* start *

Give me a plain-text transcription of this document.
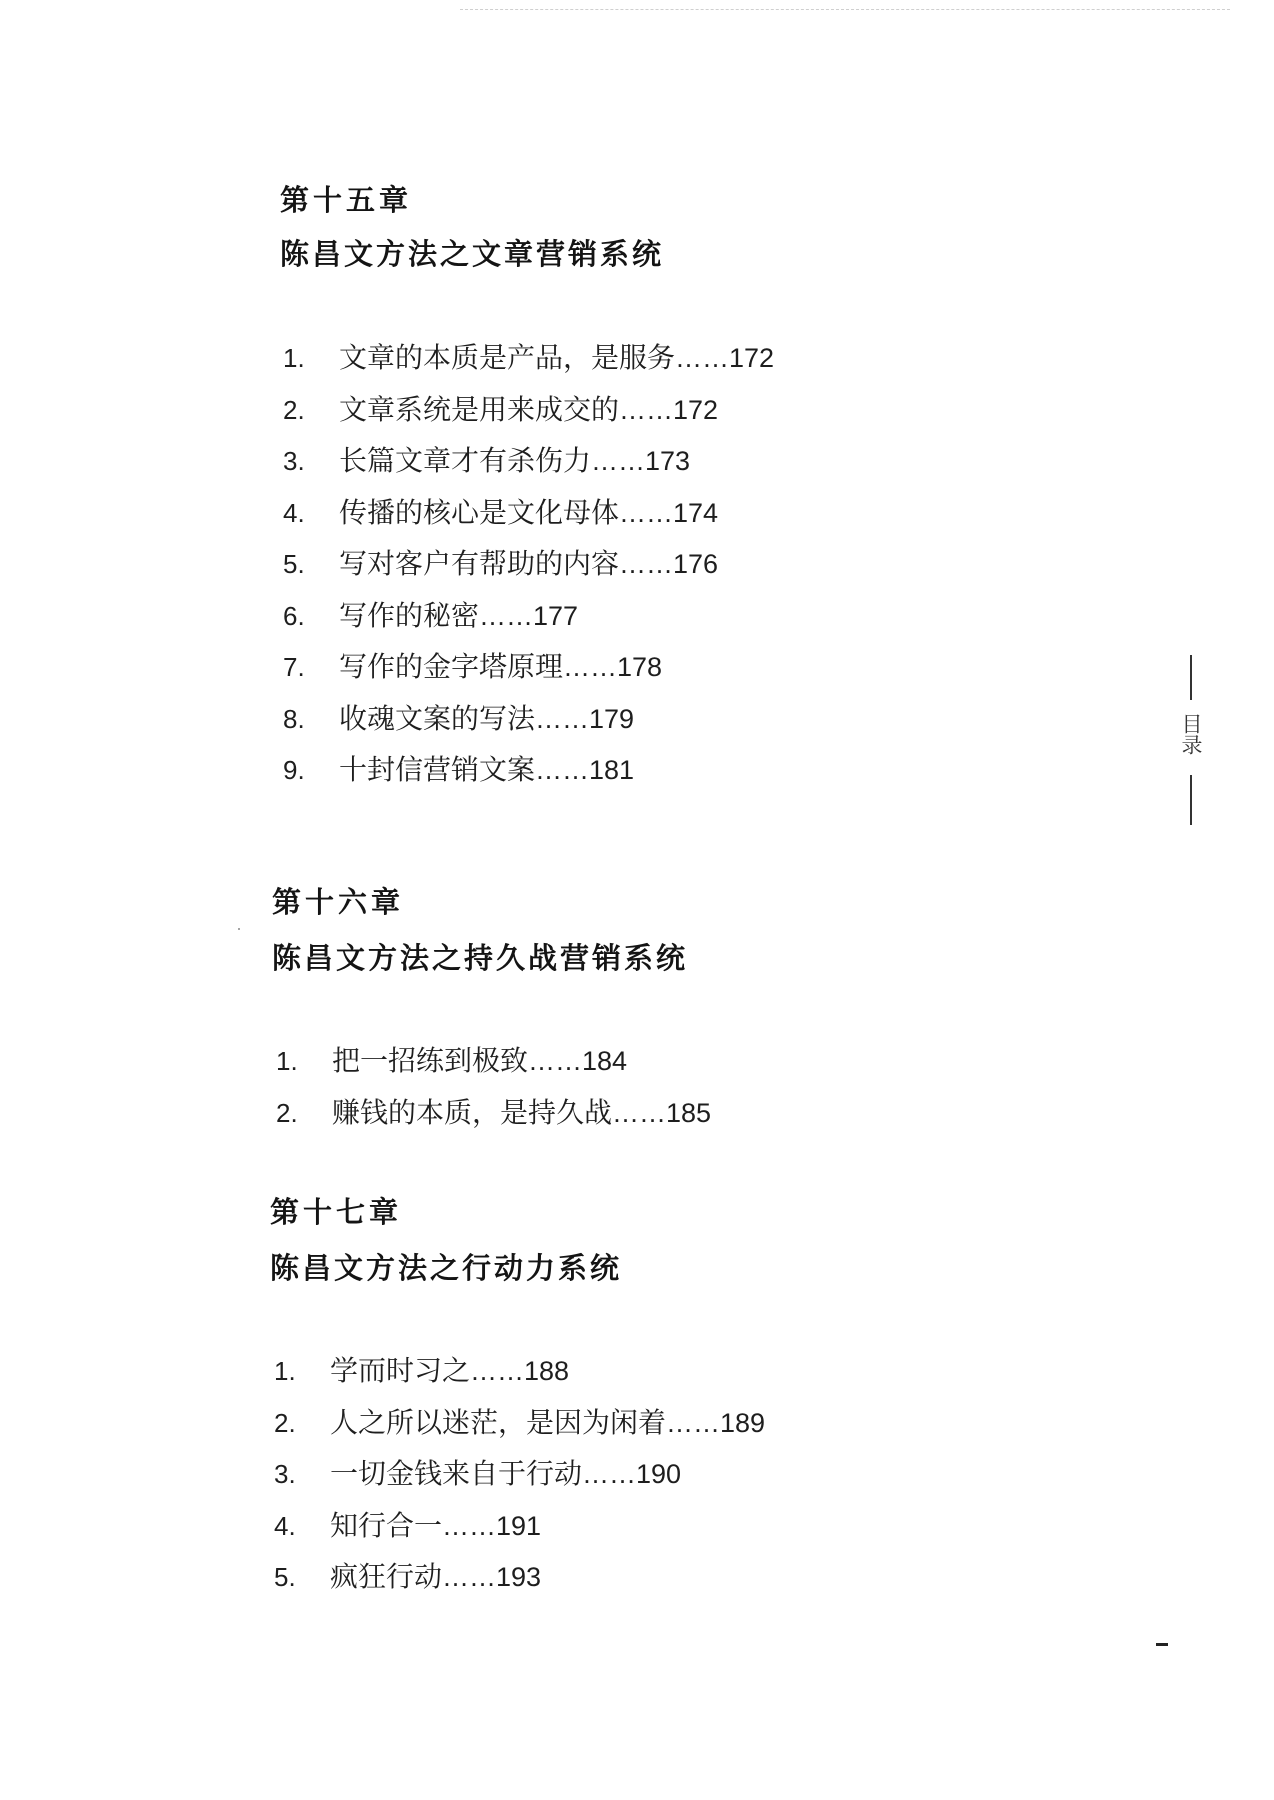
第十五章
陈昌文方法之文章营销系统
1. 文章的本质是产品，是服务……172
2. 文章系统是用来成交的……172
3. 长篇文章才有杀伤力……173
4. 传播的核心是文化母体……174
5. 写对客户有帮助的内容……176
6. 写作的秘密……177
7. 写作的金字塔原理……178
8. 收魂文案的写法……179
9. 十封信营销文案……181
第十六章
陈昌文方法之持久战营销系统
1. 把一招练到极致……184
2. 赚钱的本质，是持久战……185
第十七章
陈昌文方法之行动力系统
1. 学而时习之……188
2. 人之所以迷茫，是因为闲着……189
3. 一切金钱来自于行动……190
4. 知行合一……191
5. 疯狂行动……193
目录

* end *

#### Problem description
Print all entries exactly. The images do not belong in the copy.

#### Response to the exercise
Give me a plain-text transcription of this document.
第十五章
陈昌文方法之文章营销系统
1. 文章的本质是产品，是服务……172
2. 文章系统是用来成交的……172
3. 长篇文章才有杀伤力……173
4. 传播的核心是文化母体……174
5. 写对客户有帮助的内容……176
6. 写作的秘密……177
7. 写作的金字塔原理……178
8. 收魂文案的写法……179
9. 十封信营销文案……181
第十六章
陈昌文方法之持久战营销系统
1. 把一招练到极致……184
2. 赚钱的本质，是持久战……185
第十七章
陈昌文方法之行动力系统
1. 学而时习之……188
2. 人之所以迷茫，是因为闲着……189
3. 一切金钱来自于行动……190
4. 知行合一……191
5. 疯狂行动……193
目录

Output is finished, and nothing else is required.